Work out how many lines in the listing below include the word "object"; answer with the number alone.
Start of RECORDS SUPPLIED
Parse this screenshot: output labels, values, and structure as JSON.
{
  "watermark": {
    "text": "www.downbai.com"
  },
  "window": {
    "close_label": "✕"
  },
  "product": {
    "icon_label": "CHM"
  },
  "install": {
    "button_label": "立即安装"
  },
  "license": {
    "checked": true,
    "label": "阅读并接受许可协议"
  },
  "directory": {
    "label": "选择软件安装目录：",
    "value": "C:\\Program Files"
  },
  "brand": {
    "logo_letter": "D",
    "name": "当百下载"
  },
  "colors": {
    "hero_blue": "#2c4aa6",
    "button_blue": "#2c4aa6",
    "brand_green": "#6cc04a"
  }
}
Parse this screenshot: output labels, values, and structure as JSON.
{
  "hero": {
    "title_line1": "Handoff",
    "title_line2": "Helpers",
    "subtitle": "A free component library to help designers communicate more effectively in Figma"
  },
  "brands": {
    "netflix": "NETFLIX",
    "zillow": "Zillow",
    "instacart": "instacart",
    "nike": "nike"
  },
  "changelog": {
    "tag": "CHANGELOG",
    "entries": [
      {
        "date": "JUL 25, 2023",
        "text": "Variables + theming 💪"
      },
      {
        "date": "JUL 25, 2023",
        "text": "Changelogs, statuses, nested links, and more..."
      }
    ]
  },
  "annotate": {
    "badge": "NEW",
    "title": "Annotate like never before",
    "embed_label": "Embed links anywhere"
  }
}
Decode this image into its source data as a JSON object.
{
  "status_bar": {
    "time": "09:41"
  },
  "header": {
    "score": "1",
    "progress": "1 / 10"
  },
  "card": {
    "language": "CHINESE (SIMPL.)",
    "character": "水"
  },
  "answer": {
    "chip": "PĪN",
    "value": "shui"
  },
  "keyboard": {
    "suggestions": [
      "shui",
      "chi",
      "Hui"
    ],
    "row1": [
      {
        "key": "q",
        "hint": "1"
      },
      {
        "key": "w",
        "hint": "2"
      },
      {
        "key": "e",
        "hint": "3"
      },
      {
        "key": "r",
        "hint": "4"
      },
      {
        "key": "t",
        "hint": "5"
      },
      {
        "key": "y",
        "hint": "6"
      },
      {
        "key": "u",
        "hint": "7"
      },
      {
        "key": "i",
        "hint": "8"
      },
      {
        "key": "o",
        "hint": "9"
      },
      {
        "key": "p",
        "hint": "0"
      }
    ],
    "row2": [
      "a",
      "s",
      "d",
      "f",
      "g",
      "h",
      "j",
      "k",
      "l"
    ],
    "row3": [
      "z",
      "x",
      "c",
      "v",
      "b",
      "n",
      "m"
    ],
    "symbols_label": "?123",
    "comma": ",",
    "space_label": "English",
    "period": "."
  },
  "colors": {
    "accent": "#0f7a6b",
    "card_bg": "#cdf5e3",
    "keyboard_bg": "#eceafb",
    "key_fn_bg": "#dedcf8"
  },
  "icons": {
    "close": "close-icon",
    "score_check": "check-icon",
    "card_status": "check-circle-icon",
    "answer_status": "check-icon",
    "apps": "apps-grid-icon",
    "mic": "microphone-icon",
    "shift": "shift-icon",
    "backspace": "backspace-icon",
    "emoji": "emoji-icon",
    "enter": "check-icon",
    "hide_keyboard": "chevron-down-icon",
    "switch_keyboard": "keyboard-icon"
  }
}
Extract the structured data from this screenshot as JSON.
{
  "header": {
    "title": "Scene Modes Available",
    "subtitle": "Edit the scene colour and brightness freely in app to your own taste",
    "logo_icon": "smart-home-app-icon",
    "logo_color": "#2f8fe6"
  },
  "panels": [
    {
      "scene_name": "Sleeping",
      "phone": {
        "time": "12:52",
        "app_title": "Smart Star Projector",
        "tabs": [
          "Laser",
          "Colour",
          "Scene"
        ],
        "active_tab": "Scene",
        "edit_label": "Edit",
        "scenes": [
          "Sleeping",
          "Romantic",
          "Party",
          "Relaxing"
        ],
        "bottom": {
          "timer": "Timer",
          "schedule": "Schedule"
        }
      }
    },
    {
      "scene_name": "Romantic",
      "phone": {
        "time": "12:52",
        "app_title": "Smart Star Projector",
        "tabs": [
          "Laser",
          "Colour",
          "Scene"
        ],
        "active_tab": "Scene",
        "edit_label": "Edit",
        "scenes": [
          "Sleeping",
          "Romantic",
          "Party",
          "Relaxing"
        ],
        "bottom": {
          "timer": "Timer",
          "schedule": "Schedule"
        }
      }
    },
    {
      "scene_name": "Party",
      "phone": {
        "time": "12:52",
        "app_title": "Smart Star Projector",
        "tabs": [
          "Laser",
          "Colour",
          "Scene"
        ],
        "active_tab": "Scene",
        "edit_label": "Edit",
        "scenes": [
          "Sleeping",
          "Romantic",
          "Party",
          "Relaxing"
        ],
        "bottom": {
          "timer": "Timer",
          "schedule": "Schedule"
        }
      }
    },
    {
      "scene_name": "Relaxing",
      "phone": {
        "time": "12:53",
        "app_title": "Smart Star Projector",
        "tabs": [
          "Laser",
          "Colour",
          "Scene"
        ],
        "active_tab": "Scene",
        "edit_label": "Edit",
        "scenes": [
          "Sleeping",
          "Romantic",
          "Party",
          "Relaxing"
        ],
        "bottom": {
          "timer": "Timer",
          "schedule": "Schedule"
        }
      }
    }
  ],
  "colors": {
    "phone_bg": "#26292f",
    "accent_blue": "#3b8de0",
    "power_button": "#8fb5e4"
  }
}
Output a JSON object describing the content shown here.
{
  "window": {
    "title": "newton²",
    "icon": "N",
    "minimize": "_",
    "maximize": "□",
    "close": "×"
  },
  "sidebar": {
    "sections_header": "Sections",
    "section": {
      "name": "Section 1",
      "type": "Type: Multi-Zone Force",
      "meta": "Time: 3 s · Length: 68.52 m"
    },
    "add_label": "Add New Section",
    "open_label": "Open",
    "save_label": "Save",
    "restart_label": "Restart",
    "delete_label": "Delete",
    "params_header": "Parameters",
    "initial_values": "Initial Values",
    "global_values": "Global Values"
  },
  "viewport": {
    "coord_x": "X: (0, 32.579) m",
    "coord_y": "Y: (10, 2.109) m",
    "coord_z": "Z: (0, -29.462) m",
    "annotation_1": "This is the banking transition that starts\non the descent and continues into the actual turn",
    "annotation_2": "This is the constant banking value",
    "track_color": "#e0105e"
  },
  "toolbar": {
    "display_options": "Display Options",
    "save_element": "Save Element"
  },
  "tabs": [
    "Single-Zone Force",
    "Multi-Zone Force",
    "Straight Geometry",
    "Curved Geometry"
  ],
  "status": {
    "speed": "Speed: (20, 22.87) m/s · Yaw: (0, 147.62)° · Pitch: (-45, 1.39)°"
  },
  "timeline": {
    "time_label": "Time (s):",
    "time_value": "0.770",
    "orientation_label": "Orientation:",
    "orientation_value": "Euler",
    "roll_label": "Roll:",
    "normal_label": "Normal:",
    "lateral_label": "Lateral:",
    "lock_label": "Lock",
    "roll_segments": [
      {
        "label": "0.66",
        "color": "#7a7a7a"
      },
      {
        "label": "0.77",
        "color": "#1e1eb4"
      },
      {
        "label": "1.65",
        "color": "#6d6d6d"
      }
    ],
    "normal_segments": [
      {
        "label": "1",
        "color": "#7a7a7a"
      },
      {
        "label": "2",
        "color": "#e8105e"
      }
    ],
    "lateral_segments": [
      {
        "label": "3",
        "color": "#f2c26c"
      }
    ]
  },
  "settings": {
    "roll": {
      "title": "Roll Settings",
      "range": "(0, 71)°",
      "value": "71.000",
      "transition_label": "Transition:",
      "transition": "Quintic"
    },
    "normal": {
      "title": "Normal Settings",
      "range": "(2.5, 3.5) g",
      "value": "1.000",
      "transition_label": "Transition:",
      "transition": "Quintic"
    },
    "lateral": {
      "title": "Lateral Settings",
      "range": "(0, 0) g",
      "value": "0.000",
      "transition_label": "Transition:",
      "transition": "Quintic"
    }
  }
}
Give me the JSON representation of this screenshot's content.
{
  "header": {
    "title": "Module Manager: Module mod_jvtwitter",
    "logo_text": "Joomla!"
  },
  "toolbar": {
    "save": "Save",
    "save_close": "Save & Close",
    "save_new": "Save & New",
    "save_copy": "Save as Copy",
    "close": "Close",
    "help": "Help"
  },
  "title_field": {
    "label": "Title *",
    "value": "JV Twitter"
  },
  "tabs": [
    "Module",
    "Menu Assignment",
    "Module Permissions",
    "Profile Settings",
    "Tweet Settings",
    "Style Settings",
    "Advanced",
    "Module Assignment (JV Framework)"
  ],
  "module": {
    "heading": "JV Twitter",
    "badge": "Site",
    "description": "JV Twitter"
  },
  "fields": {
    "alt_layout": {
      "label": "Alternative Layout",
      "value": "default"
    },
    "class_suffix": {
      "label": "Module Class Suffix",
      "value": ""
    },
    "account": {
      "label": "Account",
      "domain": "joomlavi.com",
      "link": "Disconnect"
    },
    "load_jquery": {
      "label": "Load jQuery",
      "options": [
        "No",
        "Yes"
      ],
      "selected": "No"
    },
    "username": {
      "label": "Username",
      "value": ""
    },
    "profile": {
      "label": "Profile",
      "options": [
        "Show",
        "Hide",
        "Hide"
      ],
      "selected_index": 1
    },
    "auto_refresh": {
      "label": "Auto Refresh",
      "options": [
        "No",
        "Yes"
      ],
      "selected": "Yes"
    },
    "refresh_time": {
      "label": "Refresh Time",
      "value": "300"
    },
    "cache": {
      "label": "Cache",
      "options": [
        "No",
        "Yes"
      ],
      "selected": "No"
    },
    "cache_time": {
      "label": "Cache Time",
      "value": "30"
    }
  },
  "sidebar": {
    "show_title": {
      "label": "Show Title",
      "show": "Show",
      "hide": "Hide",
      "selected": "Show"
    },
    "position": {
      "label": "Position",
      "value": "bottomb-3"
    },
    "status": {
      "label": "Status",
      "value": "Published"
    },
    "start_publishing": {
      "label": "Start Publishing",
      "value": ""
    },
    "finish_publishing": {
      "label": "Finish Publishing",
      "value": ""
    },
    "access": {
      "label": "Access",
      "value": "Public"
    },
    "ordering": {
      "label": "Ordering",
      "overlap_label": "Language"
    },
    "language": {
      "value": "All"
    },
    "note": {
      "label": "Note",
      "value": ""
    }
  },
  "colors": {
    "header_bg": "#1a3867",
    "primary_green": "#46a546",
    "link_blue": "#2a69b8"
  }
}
End of RECORDS SUPPLIED
ANSWER FOR THE TASK: 2